Stored data entries
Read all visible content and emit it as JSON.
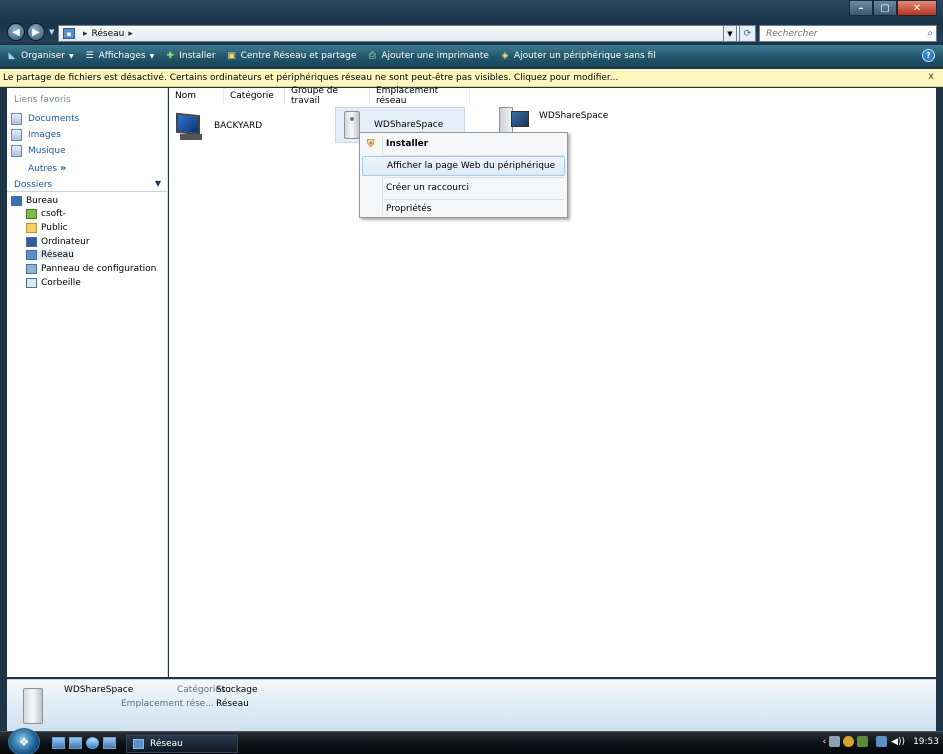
{
  "window": {
    "address": {
      "location": "Réseau"
    },
    "search": {
      "placeholder": "Rechercher"
    },
    "controls": {
      "minimize": "–",
      "maximize": "▢",
      "close": "✕"
    }
  },
  "toolbar": {
    "organize": "Organiser",
    "views": "Affichages",
    "install": "Installer",
    "network_center": "Centre Réseau et partage",
    "add_printer": "Ajouter une imprimante",
    "add_wireless": "Ajouter un périphérique sans fil"
  },
  "infobar": {
    "message": "Le partage de fichiers est désactivé. Certains ordinateurs et périphériques réseau ne sont peut-être pas visibles. Cliquez pour modifier...",
    "close": "x"
  },
  "navpane": {
    "favorites_header": "Liens favoris",
    "favorites": [
      {
        "label": "Documents",
        "icon": "documents-icon"
      },
      {
        "label": "Images",
        "icon": "images-icon"
      },
      {
        "label": "Musique",
        "icon": "music-icon"
      }
    ],
    "more": "Autres",
    "folders_header": "Dossiers",
    "tree": [
      {
        "label": "Bureau",
        "icon": "desktop-icon"
      },
      {
        "label": "csoft-",
        "icon": "user-folder-icon"
      },
      {
        "label": "Public",
        "icon": "folder-icon"
      },
      {
        "label": "Ordinateur",
        "icon": "computer-icon"
      },
      {
        "label": "Réseau",
        "icon": "network-icon"
      },
      {
        "label": "Panneau de configuration",
        "icon": "control-panel-icon"
      },
      {
        "label": "Corbeille",
        "icon": "recycle-bin-icon"
      }
    ]
  },
  "content": {
    "columns": [
      "Nom",
      "Catégorie",
      "Groupe de travail",
      "Emplacement réseau"
    ],
    "items": [
      {
        "name": "BACKYARD",
        "icon": "computer-icon"
      },
      {
        "name": "WDShareSpace",
        "icon": "nas-storage-icon"
      },
      {
        "name": "WDShareSpace",
        "icon": "media-device-icon"
      }
    ]
  },
  "context_menu": {
    "items": [
      "Installer",
      "Afficher la page Web du périphérique",
      "Créer un raccourci",
      "Propriétés"
    ]
  },
  "details": {
    "name": "WDShareSpace",
    "category_label": "Catégories :",
    "category_value": "Stockage",
    "location_label": "Emplacement rése...",
    "location_value": "Réseau"
  },
  "taskbar": {
    "task_label": "Réseau",
    "clock": "19:53"
  }
}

GOAL »
Go through the material and copy out every line with "partage" in it.

THE ANSWER »
    "network_center": "Centre Réseau et partage",
    "message": "Le partage de fichiers est désactivé. Certains ordinateurs et périphériques réseau ne sont peut-être pas visibles. Cliquez pour modifier...",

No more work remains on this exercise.